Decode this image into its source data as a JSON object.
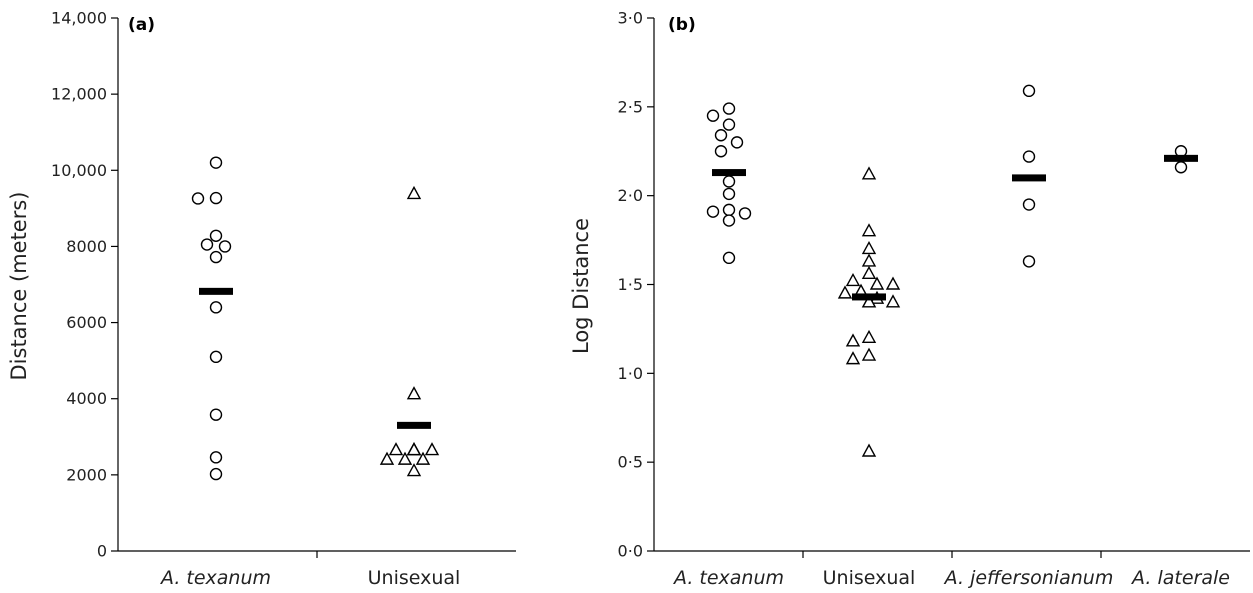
{
  "chart_data": [
    {
      "type": "scatter",
      "panel_label": "(a)",
      "xlabel": "",
      "ylabel": "Distance (meters)",
      "ylim": [
        0,
        14000
      ],
      "yticks": [
        0,
        2000,
        4000,
        6000,
        8000,
        10000,
        12000,
        14000
      ],
      "ytick_labels": [
        "0",
        "2000",
        "4000",
        "6000",
        "8000",
        "10,000",
        "12,000",
        "14,000"
      ],
      "categories": [
        "A. texanum",
        "Unisexual"
      ],
      "italic_categories": [
        true,
        false
      ],
      "series": [
        {
          "category": "A. texanum",
          "marker": "circle",
          "values": [
            10200,
            9270,
            9260,
            8280,
            8050,
            8000,
            7720,
            6400,
            5100,
            3580,
            2460,
            2020
          ],
          "mean": 6820
        },
        {
          "category": "Unisexual",
          "marker": "triangle",
          "values": [
            9380,
            4120,
            2650,
            2650,
            2650,
            2650,
            2650,
            2400,
            2400,
            2400,
            2100
          ],
          "mean": 3300
        }
      ]
    },
    {
      "type": "scatter",
      "panel_label": "(b)",
      "xlabel": "",
      "ylabel": "Log Distance",
      "ylim": [
        0,
        3.0
      ],
      "yticks": [
        0,
        0.5,
        1.0,
        1.5,
        2.0,
        2.5,
        3.0
      ],
      "ytick_labels": [
        "0·0",
        "0·5",
        "1·0",
        "1·5",
        "2·0",
        "2·5",
        "3·0"
      ],
      "categories": [
        "A. texanum",
        "Unisexual",
        "A. jeffersonianum",
        "A. laterale"
      ],
      "italic_categories": [
        true,
        false,
        true,
        true
      ],
      "series": [
        {
          "category": "A. texanum",
          "marker": "circle",
          "values": [
            2.49,
            2.45,
            2.4,
            2.34,
            2.3,
            2.25,
            2.08,
            2.01,
            1.92,
            1.91,
            1.9,
            1.86,
            1.65
          ],
          "mean": 2.13
        },
        {
          "category": "Unisexual",
          "marker": "triangle",
          "values": [
            2.12,
            1.8,
            1.7,
            1.63,
            1.56,
            1.52,
            1.5,
            1.5,
            1.46,
            1.45,
            1.42,
            1.4,
            1.4,
            1.4,
            1.2,
            1.18,
            1.1,
            1.08,
            0.56
          ],
          "mean": 1.43
        },
        {
          "category": "A. jeffersonianum",
          "marker": "circle",
          "values": [
            2.59,
            2.22,
            1.95,
            1.63
          ],
          "mean": 2.1
        },
        {
          "category": "A. laterale",
          "marker": "circle",
          "values": [
            2.25,
            2.16
          ],
          "mean": 2.21
        }
      ]
    }
  ]
}
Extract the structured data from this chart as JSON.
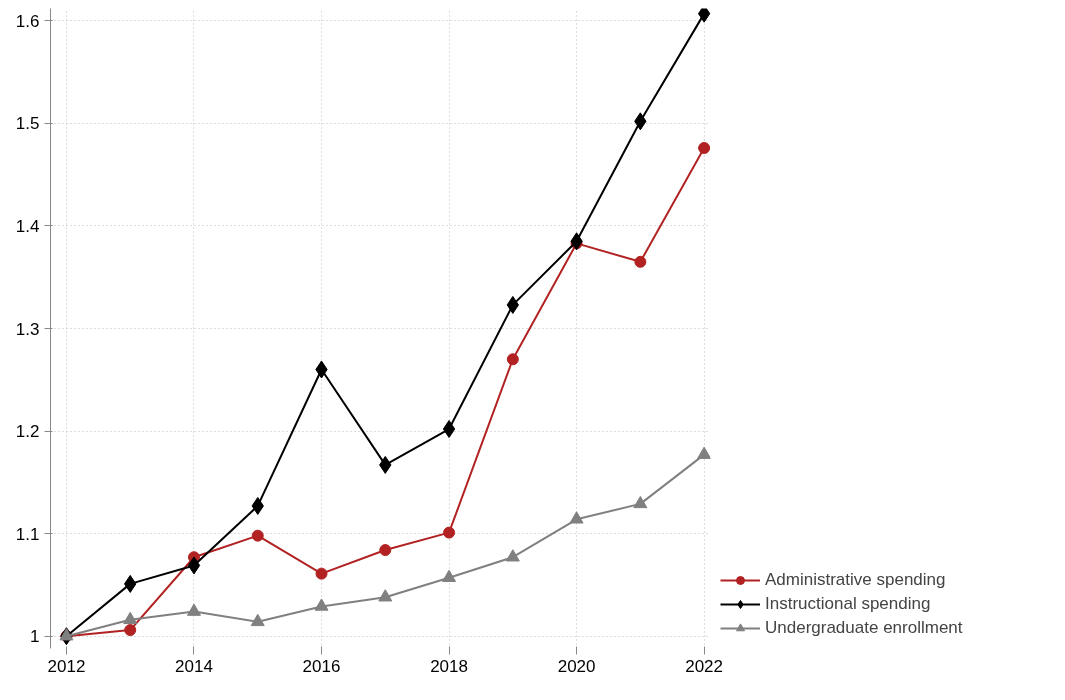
{
  "chart_data": {
    "type": "line",
    "x": [
      2012,
      2013,
      2014,
      2015,
      2016,
      2017,
      2018,
      2019,
      2020,
      2021,
      2022
    ],
    "series": [
      {
        "name": "Administrative spending",
        "color": "#b22222",
        "marker": "circle",
        "values": [
          1.0,
          1.006,
          1.077,
          1.098,
          1.061,
          1.084,
          1.101,
          1.27,
          1.383,
          1.365,
          1.476
        ]
      },
      {
        "name": "Instructional spending",
        "color": "#000000",
        "marker": "diamond",
        "values": [
          1.0,
          1.051,
          1.069,
          1.127,
          1.26,
          1.167,
          1.202,
          1.323,
          1.385,
          1.502,
          1.607
        ]
      },
      {
        "name": "Undergraduate enrollment",
        "color": "#808080",
        "marker": "triangle",
        "values": [
          1.0,
          1.016,
          1.024,
          1.014,
          1.029,
          1.038,
          1.057,
          1.077,
          1.114,
          1.129,
          1.177
        ]
      }
    ],
    "xlim": [
      2011.75,
      2022.1
    ],
    "xticks": [
      2012,
      2014,
      2016,
      2018,
      2020,
      2022
    ],
    "ylim": [
      0.988,
      1.612
    ],
    "yticks": [
      1,
      1.1,
      1.2,
      1.3,
      1.4,
      1.5,
      1.6
    ],
    "grid": true,
    "legend": "bottom right",
    "line_style": "solid"
  }
}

────────────────────

▸ **REQUEST**: Repeat the full listing above exactly, with no pictures in the copy.

▸ **RESPONSE BELOW**:
Decode this image into its source data as a JSON object.
{
  "chart_data": [
    {
      "type": "scatter",
      "panel_label": "(a)",
      "xlabel": "",
      "ylabel": "Distance (meters)",
      "ylim": [
        0,
        14000
      ],
      "yticks": [
        0,
        2000,
        4000,
        6000,
        8000,
        10000,
        12000,
        14000
      ],
      "ytick_labels": [
        "0",
        "2000",
        "4000",
        "6000",
        "8000",
        "10,000",
        "12,000",
        "14,000"
      ],
      "categories": [
        "A. texanum",
        "Unisexual"
      ],
      "italic_categories": [
        true,
        false
      ],
      "series": [
        {
          "category": "A. texanum",
          "marker": "circle",
          "values": [
            10200,
            9270,
            9260,
            8280,
            8050,
            8000,
            7720,
            6400,
            5100,
            3580,
            2460,
            2020
          ],
          "mean": 6820
        },
        {
          "category": "Unisexual",
          "marker": "triangle",
          "values": [
            9380,
            4120,
            2650,
            2650,
            2650,
            2650,
            2650,
            2400,
            2400,
            2400,
            2100
          ],
          "mean": 3300
        }
      ]
    },
    {
      "type": "scatter",
      "panel_label": "(b)",
      "xlabel": "",
      "ylabel": "Log Distance",
      "ylim": [
        0,
        3.0
      ],
      "yticks": [
        0,
        0.5,
        1.0,
        1.5,
        2.0,
        2.5,
        3.0
      ],
      "ytick_labels": [
        "0·0",
        "0·5",
        "1·0",
        "1·5",
        "2·0",
        "2·5",
        "3·0"
      ],
      "categories": [
        "A. texanum",
        "Unisexual",
        "A. jeffersonianum",
        "A. laterale"
      ],
      "italic_categories": [
        true,
        false,
        true,
        true
      ],
      "series": [
        {
          "category": "A. texanum",
          "marker": "circle",
          "values": [
            2.49,
            2.45,
            2.4,
            2.34,
            2.3,
            2.25,
            2.08,
            2.01,
            1.92,
            1.91,
            1.9,
            1.86,
            1.65
          ],
          "mean": 2.13
        },
        {
          "category": "Unisexual",
          "marker": "triangle",
          "values": [
            2.12,
            1.8,
            1.7,
            1.63,
            1.56,
            1.52,
            1.5,
            1.5,
            1.46,
            1.45,
            1.42,
            1.4,
            1.4,
            1.4,
            1.2,
            1.18,
            1.1,
            1.08,
            0.56
          ],
          "mean": 1.43
        },
        {
          "category": "A. jeffersonianum",
          "marker": "circle",
          "values": [
            2.59,
            2.22,
            1.95,
            1.63
          ],
          "mean": 2.1
        },
        {
          "category": "A. laterale",
          "marker": "circle",
          "values": [
            2.25,
            2.16
          ],
          "mean": 2.21
        }
      ]
    }
  ]
}
Extract the structured data from this chart as JSON.
{
  "chart_data": {
    "type": "line",
    "x": [
      2012,
      2013,
      2014,
      2015,
      2016,
      2017,
      2018,
      2019,
      2020,
      2021,
      2022
    ],
    "series": [
      {
        "name": "Administrative spending",
        "color": "#b22222",
        "marker": "circle",
        "values": [
          1.0,
          1.006,
          1.077,
          1.098,
          1.061,
          1.084,
          1.101,
          1.27,
          1.383,
          1.365,
          1.476
        ]
      },
      {
        "name": "Instructional spending",
        "color": "#000000",
        "marker": "diamond",
        "values": [
          1.0,
          1.051,
          1.069,
          1.127,
          1.26,
          1.167,
          1.202,
          1.323,
          1.385,
          1.502,
          1.607
        ]
      },
      {
        "name": "Undergraduate enrollment",
        "color": "#808080",
        "marker": "triangle",
        "values": [
          1.0,
          1.016,
          1.024,
          1.014,
          1.029,
          1.038,
          1.057,
          1.077,
          1.114,
          1.129,
          1.177
        ]
      }
    ],
    "xlim": [
      2011.75,
      2022.1
    ],
    "xticks": [
      2012,
      2014,
      2016,
      2018,
      2020,
      2022
    ],
    "ylim": [
      0.988,
      1.612
    ],
    "yticks": [
      1,
      1.1,
      1.2,
      1.3,
      1.4,
      1.5,
      1.6
    ],
    "grid": true,
    "legend": "bottom right",
    "line_style": "solid"
  }
}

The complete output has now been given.